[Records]

↓↓↓

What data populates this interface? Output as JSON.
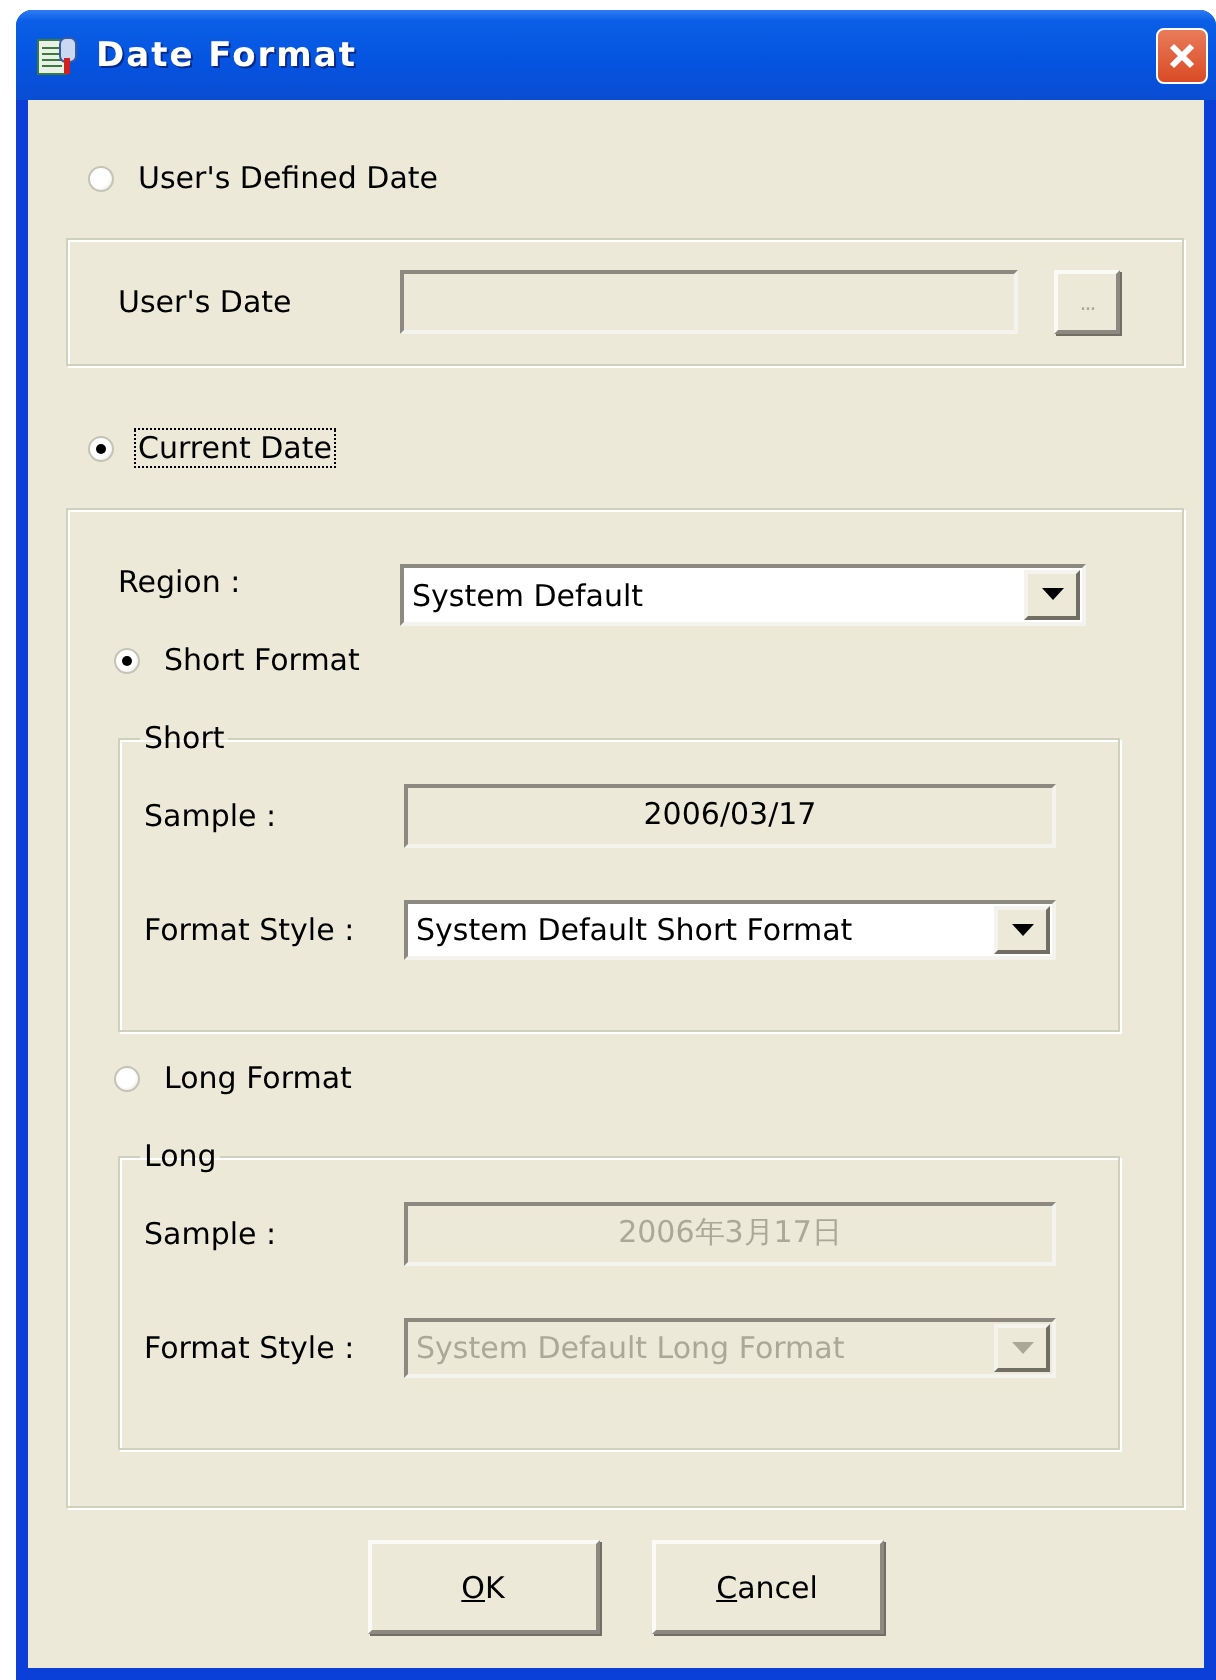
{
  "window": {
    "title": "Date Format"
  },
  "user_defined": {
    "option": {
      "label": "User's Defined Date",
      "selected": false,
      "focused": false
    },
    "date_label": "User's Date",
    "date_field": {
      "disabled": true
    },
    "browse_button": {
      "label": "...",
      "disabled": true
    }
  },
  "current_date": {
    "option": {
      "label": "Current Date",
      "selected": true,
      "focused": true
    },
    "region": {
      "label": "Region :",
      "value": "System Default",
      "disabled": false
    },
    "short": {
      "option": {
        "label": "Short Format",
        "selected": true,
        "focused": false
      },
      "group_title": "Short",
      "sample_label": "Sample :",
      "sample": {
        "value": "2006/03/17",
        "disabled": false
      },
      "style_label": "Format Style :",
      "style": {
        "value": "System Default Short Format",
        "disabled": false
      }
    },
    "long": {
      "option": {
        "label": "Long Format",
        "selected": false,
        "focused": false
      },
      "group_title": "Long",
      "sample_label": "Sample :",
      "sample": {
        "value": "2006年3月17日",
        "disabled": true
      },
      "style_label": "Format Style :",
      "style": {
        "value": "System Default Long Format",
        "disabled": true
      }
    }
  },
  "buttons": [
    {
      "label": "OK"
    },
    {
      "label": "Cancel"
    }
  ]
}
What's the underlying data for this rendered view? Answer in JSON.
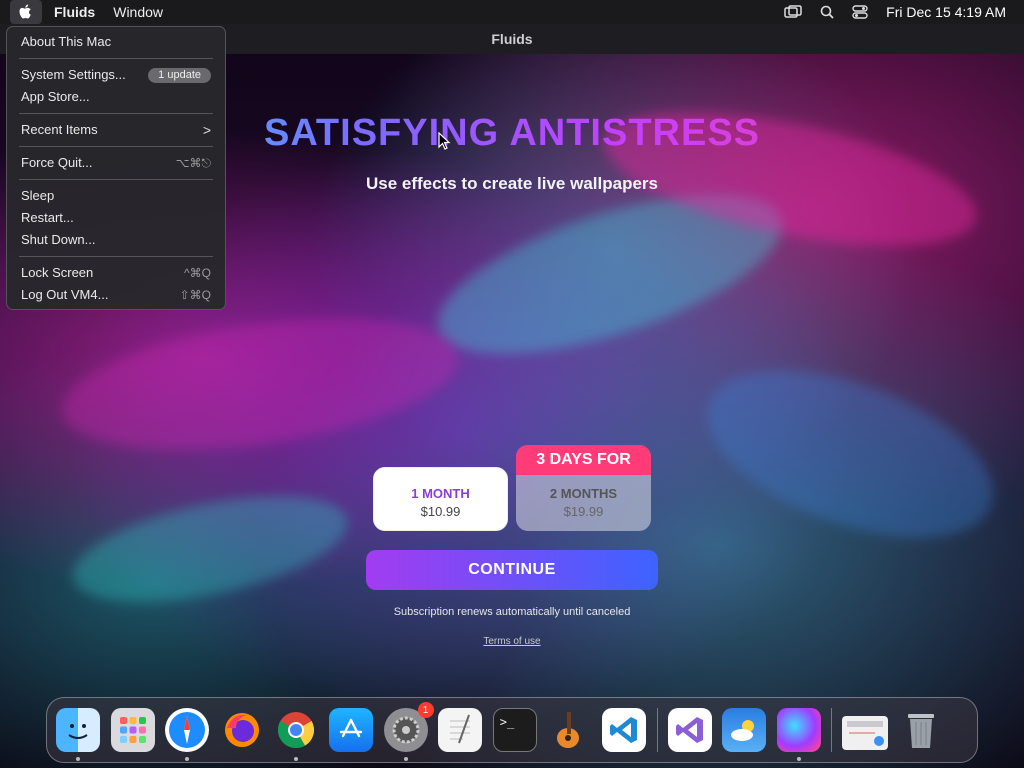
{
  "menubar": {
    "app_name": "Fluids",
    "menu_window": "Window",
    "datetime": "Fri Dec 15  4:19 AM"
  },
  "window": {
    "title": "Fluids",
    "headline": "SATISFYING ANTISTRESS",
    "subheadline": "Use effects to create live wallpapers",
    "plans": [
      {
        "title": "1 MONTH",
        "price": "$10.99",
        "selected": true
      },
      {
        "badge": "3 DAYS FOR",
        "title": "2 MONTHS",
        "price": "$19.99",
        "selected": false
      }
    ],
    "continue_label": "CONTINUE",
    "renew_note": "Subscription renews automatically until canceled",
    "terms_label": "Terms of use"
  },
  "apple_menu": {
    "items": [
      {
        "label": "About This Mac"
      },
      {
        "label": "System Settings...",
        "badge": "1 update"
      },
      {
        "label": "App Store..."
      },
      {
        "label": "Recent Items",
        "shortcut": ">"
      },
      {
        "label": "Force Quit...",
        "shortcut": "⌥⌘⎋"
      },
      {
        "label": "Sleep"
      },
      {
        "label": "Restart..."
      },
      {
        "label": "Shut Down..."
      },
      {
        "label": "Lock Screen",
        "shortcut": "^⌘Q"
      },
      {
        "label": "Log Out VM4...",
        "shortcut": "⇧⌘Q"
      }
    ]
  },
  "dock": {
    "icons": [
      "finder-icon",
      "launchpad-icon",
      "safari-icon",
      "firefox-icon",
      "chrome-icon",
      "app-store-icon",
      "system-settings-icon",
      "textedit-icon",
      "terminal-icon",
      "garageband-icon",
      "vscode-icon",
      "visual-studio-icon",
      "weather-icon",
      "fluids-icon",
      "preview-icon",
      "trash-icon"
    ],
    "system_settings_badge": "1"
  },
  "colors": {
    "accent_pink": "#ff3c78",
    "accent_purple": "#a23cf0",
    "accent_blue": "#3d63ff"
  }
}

↑↑↑

■ STATED EXERCISE: Omit every picture, then repeat the remaining data exactly as it appears above.

■ SOLUTION TO THE PROBLEM:
What data populates this interface? Output as JSON.
{
  "window": {
    "title": "Date Format"
  },
  "user_defined": {
    "option": {
      "label": "User's Defined Date",
      "selected": false,
      "focused": false
    },
    "date_label": "User's Date",
    "date_field": {
      "disabled": true
    },
    "browse_button": {
      "label": "...",
      "disabled": true
    }
  },
  "current_date": {
    "option": {
      "label": "Current Date",
      "selected": true,
      "focused": true
    },
    "region": {
      "label": "Region :",
      "value": "System Default",
      "disabled": false
    },
    "short": {
      "option": {
        "label": "Short Format",
        "selected": true,
        "focused": false
      },
      "group_title": "Short",
      "sample_label": "Sample :",
      "sample": {
        "value": "2006/03/17",
        "disabled": false
      },
      "style_label": "Format Style :",
      "style": {
        "value": "System Default Short Format",
        "disabled": false
      }
    },
    "long": {
      "option": {
        "label": "Long Format",
        "selected": false,
        "focused": false
      },
      "group_title": "Long",
      "sample_label": "Sample :",
      "sample": {
        "value": "2006年3月17日",
        "disabled": true
      },
      "style_label": "Format Style :",
      "style": {
        "value": "System Default Long Format",
        "disabled": true
      }
    }
  },
  "buttons": [
    {
      "label": "OK"
    },
    {
      "label": "Cancel"
    }
  ]
}
What's the underlying data for this rendered view? Answer in JSON.
{
  "menubar": {
    "app_name": "Fluids",
    "menu_window": "Window",
    "datetime": "Fri Dec 15  4:19 AM"
  },
  "window": {
    "title": "Fluids",
    "headline": "SATISFYING ANTISTRESS",
    "subheadline": "Use effects to create live wallpapers",
    "plans": [
      {
        "title": "1 MONTH",
        "price": "$10.99",
        "selected": true
      },
      {
        "badge": "3 DAYS FOR",
        "title": "2 MONTHS",
        "price": "$19.99",
        "selected": false
      }
    ],
    "continue_label": "CONTINUE",
    "renew_note": "Subscription renews automatically until canceled",
    "terms_label": "Terms of use"
  },
  "apple_menu": {
    "items": [
      {
        "label": "About This Mac"
      },
      {
        "label": "System Settings...",
        "badge": "1 update"
      },
      {
        "label": "App Store..."
      },
      {
        "label": "Recent Items",
        "shortcut": ">"
      },
      {
        "label": "Force Quit...",
        "shortcut": "⌥⌘⎋"
      },
      {
        "label": "Sleep"
      },
      {
        "label": "Restart..."
      },
      {
        "label": "Shut Down..."
      },
      {
        "label": "Lock Screen",
        "shortcut": "^⌘Q"
      },
      {
        "label": "Log Out VM4...",
        "shortcut": "⇧⌘Q"
      }
    ]
  },
  "dock": {
    "icons": [
      "finder-icon",
      "launchpad-icon",
      "safari-icon",
      "firefox-icon",
      "chrome-icon",
      "app-store-icon",
      "system-settings-icon",
      "textedit-icon",
      "terminal-icon",
      "garageband-icon",
      "vscode-icon",
      "visual-studio-icon",
      "weather-icon",
      "fluids-icon",
      "preview-icon",
      "trash-icon"
    ],
    "system_settings_badge": "1"
  },
  "colors": {
    "accent_pink": "#ff3c78",
    "accent_purple": "#a23cf0",
    "accent_blue": "#3d63ff"
  }
}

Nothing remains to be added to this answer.